── Records for processing

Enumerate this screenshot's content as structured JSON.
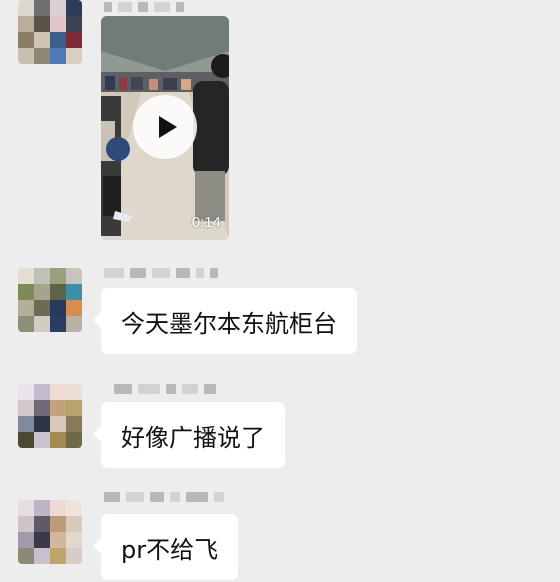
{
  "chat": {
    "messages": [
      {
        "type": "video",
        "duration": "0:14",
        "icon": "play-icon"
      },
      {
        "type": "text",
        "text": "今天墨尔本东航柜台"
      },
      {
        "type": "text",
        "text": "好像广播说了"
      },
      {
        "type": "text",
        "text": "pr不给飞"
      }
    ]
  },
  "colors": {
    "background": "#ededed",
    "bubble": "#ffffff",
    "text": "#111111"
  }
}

────
── Records for processing

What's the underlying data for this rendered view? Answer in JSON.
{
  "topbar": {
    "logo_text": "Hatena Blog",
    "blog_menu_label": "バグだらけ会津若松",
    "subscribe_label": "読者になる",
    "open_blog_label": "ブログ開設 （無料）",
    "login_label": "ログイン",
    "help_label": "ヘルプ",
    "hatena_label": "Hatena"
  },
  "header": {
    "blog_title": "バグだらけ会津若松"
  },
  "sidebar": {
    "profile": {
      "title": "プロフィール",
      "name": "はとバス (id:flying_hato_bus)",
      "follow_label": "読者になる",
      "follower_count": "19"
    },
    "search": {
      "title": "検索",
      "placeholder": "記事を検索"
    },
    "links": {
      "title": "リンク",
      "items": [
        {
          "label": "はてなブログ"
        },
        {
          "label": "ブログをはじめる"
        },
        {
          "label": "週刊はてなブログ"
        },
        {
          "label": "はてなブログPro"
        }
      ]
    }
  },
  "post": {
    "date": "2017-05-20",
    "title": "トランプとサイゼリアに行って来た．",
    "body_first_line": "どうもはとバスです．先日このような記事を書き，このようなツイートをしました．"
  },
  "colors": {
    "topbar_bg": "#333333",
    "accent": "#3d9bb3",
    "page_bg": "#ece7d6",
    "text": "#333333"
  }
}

────

■ What you need to do: Filter lines by "this" and return each hit.

■ Correct result:
Enumerate this screenshot's content as structured JSON.
What's the underlying data for this rendered view? Answer in JSON.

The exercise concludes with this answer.